* _What is expected_
List every line in this data where the string "past" occurs.

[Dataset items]
★ ★ ★ ★

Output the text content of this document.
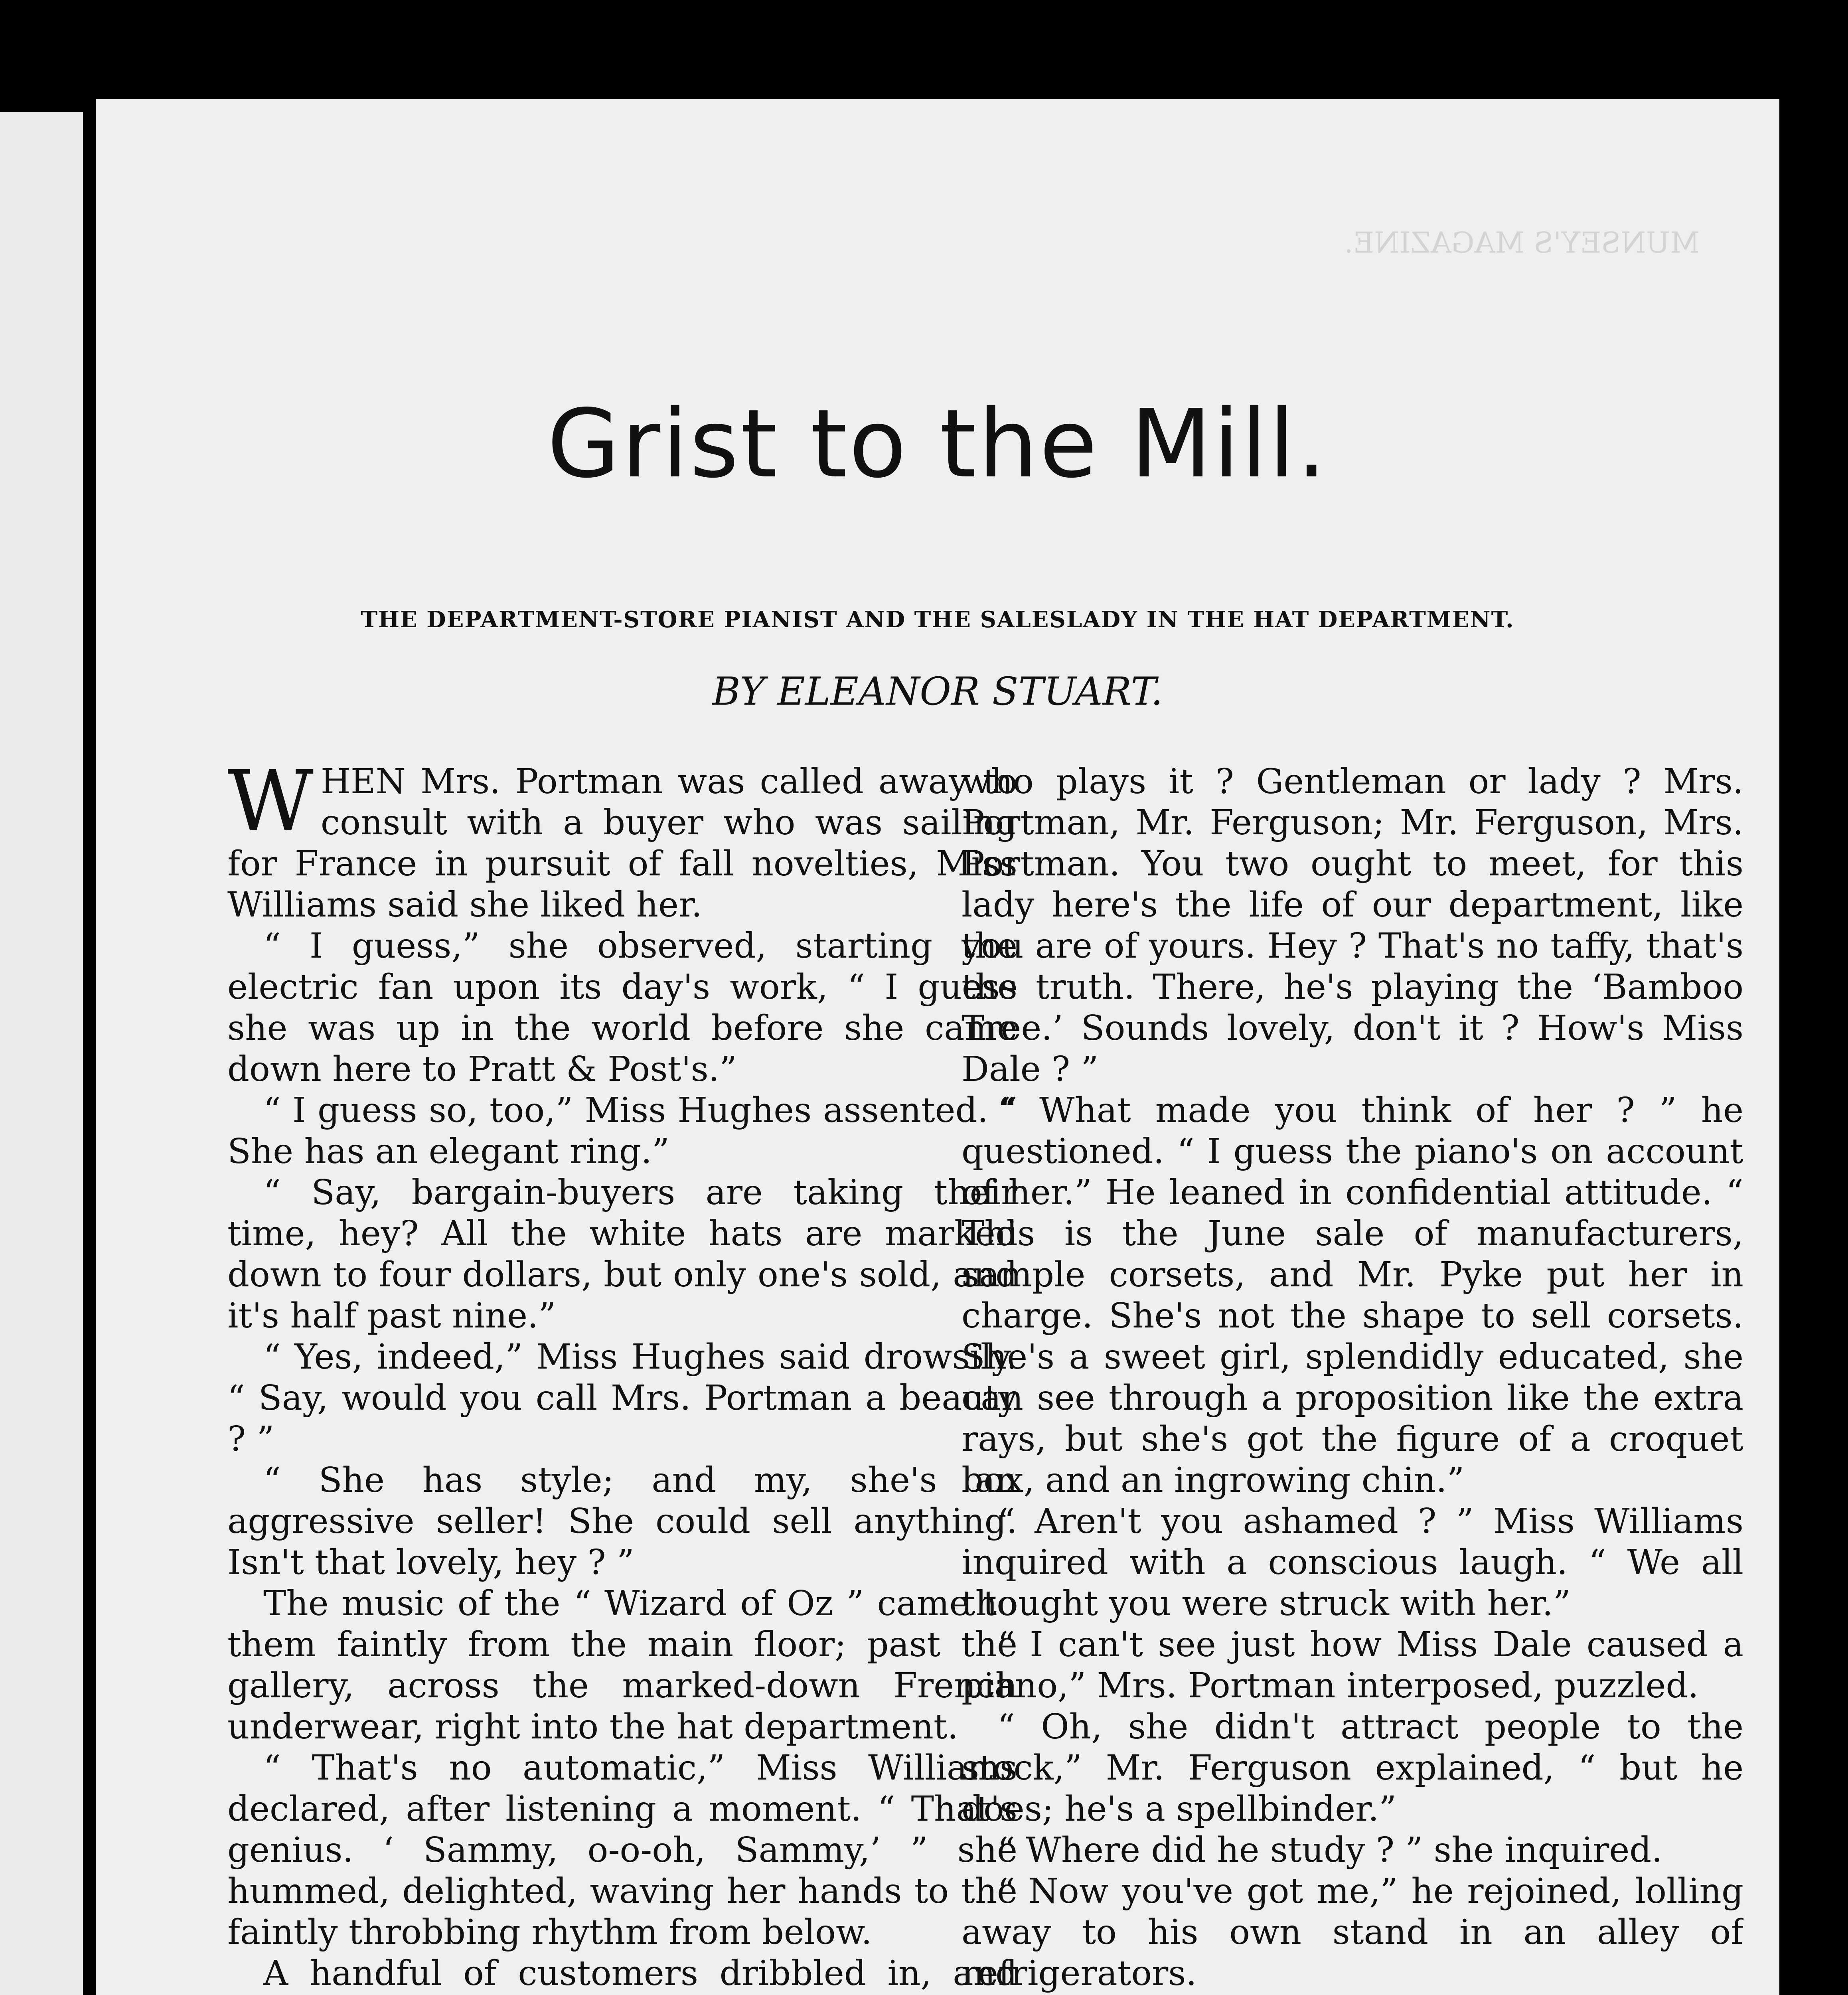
MUNSEY'S MAGAZINE.
Grist to the Mill.
THE DEPARTMENT-STORE PIANIST AND THE SALESLADY IN THE HAT DEPARTMENT.
BY ELEANOR STUART.

WHEN Mrs. Portman was called away to consult with a buyer who was sailing for France in pursuit of fall novelties, Miss Williams said she liked her.

“ I guess,” she observed, starting the electric fan upon its day's work, “ I guess she was up in the world before she came down here to Pratt & Post's.”

“ I guess so, too,” Miss Hughes assented. “ She has an elegant ring.”

“ Say, bargain-buyers are taking their time, hey? All the white hats are marked down to four dollars, but only one's sold, and it's half past nine.”

“ Yes, indeed,” Miss Hughes said drowsily. “ Say, would you call Mrs. Portman a beauty ? ”

“ She has style; and my, she's an aggressive seller! She could sell anything. Isn't that lovely, hey ? ”

The music of the “ Wizard of Oz ” came to them faintly from the main floor; past the gallery, across the marked-down French underwear, right into the hat department.

“ That's no automatic,” Miss Williams declared, after listening a moment. “ That's genius. ‘ Sammy, o-o-oh, Sammy,’ ” she hummed, delighted, waving her hands to the faintly throbbing rhythm from below.

A handful of customers dribbled in, and

who plays it ? Gentleman or lady ? Mrs. Portman, Mr. Ferguson; Mr. Ferguson, Mrs. Portman. You two ought to meet, for this lady here's the life of our department, like you are of yours. Hey ? That's no taffy, that's the truth. There, he's playing the ‘Bamboo Tree.’ Sounds lovely, don't it ? How's Miss Dale ? ”

“ What made you think of her ? ” he questioned. “ I guess the piano's on account of her.” He leaned in confidential attitude. “ This is the June sale of manufacturers, sample corsets, and Mr. Pyke put her in charge. She's not the shape to sell corsets. She's a sweet girl, splendidly educated, she can see through a proposition like the extra rays, but she's got the figure of a croquet box, and an ingrowing chin.”

“ Aren't you ashamed ? ” Miss Williams inquired with a conscious laugh. “ We all thought you were struck with her.”

“ I can't see just how Miss Dale caused a piano,” Mrs. Portman interposed, puzzled.

“ Oh, she didn't attract people to the stock,” Mr. Ferguson explained, “ but he does; he's a spellbinder.”

“ Where did he study ? ” she inquired.

“ Now you've got me,” he rejoined, lolling away to his own stand in an alley of refrigerators.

★ ★ ★ ★

* _Output of the exercise_
“ Say, bargain-buyers are taking their time, hey? All the white hats are marked down to four dollars, but only one's sold, and it's half past nine.”
The music of the “ Wizard of Oz ” came to them faintly from the main floor; past the gallery, across the marked-down French underwear, right into the hat department.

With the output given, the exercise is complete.